◆ **Task to carry out**
Going through the material below, please gather all lines with the word "Alaskans" in them.

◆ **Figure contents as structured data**

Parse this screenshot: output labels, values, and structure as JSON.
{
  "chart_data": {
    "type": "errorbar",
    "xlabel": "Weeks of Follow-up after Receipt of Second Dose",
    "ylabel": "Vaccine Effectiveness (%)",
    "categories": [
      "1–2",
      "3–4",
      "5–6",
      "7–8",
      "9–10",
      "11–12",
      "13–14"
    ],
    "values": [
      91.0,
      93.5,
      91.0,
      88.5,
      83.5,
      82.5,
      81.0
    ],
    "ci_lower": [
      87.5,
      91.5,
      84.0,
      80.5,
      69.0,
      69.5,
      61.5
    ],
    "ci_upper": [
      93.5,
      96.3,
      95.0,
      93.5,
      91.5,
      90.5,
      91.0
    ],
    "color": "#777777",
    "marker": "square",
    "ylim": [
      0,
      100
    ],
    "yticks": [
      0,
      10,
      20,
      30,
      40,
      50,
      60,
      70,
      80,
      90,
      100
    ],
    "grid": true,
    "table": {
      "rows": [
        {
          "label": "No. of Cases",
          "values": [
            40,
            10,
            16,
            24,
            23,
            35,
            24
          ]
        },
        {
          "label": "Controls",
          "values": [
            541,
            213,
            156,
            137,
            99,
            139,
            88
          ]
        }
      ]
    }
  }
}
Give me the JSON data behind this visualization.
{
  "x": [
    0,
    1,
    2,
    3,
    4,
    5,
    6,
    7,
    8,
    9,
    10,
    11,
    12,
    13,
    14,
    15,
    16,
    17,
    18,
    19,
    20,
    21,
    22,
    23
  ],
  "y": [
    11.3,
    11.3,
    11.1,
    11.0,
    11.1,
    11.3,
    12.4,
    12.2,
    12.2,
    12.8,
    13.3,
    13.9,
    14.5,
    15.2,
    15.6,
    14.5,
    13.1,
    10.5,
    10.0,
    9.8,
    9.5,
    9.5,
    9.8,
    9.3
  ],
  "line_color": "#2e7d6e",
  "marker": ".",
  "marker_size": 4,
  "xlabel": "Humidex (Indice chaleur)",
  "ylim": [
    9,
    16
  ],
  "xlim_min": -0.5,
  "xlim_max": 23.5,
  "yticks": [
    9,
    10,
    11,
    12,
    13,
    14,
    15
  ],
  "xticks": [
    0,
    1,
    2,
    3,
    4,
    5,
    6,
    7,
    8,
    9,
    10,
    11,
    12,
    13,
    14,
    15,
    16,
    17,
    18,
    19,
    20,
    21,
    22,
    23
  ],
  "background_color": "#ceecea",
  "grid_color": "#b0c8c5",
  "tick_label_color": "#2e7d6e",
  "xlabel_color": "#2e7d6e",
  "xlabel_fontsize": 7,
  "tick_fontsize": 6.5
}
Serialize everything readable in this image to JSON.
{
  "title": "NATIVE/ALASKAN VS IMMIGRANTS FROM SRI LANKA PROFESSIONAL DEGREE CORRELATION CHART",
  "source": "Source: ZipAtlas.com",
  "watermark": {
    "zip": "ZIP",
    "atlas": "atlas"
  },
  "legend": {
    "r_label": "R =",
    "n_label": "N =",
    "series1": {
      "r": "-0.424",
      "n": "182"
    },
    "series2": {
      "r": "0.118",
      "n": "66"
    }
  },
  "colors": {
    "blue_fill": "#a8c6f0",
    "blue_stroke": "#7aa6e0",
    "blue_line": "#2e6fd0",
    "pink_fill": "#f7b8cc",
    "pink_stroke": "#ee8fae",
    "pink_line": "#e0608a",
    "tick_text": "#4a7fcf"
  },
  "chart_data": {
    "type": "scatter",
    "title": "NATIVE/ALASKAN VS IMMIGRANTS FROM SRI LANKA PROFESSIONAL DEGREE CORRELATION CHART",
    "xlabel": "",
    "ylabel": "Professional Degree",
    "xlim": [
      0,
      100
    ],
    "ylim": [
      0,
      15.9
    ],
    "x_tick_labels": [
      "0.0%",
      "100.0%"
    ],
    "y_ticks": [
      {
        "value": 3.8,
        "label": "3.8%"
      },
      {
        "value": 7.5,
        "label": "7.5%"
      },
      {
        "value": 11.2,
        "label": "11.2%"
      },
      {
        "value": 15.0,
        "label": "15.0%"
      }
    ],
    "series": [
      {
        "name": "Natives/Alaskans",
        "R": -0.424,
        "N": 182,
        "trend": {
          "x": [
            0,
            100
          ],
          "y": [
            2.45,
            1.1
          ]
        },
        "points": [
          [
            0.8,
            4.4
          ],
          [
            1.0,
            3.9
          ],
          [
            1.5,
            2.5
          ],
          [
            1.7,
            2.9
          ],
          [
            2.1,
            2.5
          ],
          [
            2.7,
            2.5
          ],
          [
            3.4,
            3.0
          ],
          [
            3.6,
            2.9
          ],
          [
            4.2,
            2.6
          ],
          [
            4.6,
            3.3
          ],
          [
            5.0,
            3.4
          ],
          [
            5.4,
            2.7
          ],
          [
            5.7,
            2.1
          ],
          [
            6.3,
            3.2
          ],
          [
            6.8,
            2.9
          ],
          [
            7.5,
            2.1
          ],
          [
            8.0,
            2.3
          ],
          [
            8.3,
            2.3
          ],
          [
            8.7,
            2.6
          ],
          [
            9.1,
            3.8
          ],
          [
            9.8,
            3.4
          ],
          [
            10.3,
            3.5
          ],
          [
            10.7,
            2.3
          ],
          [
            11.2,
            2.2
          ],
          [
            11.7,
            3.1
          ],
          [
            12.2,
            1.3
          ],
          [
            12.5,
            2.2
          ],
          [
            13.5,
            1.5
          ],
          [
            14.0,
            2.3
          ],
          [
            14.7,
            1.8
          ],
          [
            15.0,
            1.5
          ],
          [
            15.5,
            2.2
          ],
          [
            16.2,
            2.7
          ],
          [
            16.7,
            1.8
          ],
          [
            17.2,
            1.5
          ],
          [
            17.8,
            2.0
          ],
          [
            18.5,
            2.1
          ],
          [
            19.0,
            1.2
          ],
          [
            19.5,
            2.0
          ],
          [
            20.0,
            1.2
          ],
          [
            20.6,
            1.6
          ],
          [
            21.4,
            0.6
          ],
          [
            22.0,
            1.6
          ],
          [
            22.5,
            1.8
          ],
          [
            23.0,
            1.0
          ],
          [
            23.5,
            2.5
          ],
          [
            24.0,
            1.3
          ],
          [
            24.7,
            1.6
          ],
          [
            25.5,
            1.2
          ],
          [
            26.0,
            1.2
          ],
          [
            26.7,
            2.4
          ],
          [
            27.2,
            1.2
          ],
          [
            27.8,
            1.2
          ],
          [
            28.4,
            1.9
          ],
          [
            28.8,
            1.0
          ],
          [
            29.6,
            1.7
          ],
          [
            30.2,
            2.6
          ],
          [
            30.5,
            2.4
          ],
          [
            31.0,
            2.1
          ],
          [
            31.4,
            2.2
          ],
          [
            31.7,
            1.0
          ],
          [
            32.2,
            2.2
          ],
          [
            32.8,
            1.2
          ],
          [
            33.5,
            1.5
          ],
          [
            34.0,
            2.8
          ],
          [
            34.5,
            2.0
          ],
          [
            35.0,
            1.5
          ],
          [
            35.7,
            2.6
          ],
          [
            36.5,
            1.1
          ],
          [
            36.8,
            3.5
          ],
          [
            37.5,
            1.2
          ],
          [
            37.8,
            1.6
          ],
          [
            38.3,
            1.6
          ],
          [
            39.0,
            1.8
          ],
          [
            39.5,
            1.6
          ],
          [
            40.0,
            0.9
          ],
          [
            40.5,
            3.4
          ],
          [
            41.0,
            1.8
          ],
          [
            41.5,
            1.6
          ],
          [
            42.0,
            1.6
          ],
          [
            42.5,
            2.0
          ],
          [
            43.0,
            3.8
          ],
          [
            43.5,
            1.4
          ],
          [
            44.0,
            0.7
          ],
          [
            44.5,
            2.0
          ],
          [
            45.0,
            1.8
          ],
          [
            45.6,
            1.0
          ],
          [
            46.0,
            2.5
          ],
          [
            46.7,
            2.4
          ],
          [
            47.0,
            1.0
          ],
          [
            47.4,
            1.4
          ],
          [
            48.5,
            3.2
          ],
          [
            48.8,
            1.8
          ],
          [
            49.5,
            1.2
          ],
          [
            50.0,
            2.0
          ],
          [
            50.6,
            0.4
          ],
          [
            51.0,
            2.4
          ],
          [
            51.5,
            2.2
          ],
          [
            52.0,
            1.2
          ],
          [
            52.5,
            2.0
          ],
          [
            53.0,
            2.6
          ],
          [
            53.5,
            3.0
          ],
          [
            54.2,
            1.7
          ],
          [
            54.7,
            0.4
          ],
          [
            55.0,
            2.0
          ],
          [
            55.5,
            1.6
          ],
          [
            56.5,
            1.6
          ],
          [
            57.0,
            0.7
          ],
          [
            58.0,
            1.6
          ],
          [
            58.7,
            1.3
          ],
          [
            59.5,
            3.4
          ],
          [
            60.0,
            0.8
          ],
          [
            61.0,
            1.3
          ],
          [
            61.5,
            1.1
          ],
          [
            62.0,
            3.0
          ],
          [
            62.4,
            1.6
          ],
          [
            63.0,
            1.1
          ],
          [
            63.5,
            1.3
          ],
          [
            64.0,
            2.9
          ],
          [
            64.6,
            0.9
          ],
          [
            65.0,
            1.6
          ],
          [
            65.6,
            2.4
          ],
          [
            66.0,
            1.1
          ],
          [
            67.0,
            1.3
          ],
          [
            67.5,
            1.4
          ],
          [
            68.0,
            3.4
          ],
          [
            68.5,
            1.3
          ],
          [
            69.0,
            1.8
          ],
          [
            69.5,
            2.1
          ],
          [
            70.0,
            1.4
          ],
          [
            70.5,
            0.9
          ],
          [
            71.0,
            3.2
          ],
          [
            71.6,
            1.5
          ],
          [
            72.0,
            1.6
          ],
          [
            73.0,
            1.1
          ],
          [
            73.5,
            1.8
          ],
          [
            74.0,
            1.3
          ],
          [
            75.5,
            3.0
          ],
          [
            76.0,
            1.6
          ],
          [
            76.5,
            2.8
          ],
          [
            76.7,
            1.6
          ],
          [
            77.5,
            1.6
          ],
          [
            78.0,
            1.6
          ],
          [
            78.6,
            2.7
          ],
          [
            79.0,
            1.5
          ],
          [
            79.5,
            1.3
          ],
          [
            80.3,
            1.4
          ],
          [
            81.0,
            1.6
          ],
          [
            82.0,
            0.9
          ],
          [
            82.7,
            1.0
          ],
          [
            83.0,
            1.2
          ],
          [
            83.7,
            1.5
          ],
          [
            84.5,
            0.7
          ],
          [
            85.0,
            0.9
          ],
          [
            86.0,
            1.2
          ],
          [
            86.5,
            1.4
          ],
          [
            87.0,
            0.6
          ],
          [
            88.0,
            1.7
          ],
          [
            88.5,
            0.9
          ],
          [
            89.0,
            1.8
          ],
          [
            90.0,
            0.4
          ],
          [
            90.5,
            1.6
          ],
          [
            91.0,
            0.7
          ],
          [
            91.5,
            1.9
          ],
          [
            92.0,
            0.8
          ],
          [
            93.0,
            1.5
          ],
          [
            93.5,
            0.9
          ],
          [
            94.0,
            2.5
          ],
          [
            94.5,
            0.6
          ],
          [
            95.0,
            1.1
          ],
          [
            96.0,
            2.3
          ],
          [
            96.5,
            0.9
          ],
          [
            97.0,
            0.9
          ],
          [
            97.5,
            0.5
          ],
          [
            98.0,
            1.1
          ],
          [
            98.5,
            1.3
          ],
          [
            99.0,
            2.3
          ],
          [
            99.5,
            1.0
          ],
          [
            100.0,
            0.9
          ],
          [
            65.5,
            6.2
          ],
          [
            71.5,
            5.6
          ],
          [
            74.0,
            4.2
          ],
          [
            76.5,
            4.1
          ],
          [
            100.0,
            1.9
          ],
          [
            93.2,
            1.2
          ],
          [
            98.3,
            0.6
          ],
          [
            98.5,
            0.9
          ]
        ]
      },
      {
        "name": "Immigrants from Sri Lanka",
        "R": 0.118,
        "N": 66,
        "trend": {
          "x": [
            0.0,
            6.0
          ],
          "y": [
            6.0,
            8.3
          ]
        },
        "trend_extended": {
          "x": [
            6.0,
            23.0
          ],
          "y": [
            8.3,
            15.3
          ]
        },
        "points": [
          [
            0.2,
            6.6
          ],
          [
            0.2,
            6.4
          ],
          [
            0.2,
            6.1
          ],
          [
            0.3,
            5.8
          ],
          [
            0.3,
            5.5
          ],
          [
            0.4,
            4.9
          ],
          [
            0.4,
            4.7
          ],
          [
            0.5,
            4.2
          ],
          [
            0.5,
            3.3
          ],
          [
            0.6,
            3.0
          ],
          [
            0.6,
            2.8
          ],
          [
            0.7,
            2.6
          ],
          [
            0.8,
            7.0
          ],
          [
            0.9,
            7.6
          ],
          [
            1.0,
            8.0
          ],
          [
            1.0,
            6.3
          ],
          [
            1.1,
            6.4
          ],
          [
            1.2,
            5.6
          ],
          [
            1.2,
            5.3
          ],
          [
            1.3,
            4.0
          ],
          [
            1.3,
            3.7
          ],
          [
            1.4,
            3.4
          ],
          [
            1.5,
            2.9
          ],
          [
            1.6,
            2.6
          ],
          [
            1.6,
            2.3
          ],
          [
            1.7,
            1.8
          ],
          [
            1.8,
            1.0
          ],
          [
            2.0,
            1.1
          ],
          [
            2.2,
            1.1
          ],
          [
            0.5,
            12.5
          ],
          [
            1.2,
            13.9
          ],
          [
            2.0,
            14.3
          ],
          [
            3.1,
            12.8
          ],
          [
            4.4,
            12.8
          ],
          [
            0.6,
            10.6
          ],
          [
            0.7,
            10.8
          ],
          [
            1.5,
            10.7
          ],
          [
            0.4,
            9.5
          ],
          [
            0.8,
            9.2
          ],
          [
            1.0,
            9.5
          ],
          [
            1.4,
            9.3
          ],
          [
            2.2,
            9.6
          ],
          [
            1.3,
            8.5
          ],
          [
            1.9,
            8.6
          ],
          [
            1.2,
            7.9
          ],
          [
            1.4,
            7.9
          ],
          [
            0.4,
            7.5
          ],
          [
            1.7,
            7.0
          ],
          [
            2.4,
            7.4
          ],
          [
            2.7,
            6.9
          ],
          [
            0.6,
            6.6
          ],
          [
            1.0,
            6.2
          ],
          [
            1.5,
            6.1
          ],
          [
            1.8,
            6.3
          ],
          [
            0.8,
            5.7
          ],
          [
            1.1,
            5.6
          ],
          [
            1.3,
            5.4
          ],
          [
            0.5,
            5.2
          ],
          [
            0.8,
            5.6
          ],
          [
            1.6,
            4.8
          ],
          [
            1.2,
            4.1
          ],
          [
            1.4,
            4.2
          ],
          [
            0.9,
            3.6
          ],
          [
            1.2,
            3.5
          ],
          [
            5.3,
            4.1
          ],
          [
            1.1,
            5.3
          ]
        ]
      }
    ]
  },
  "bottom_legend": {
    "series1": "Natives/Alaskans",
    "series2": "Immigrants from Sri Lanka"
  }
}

◆ **Written response**
        "name": "Natives/Alaskans",
    "series1": "Natives/Alaskans",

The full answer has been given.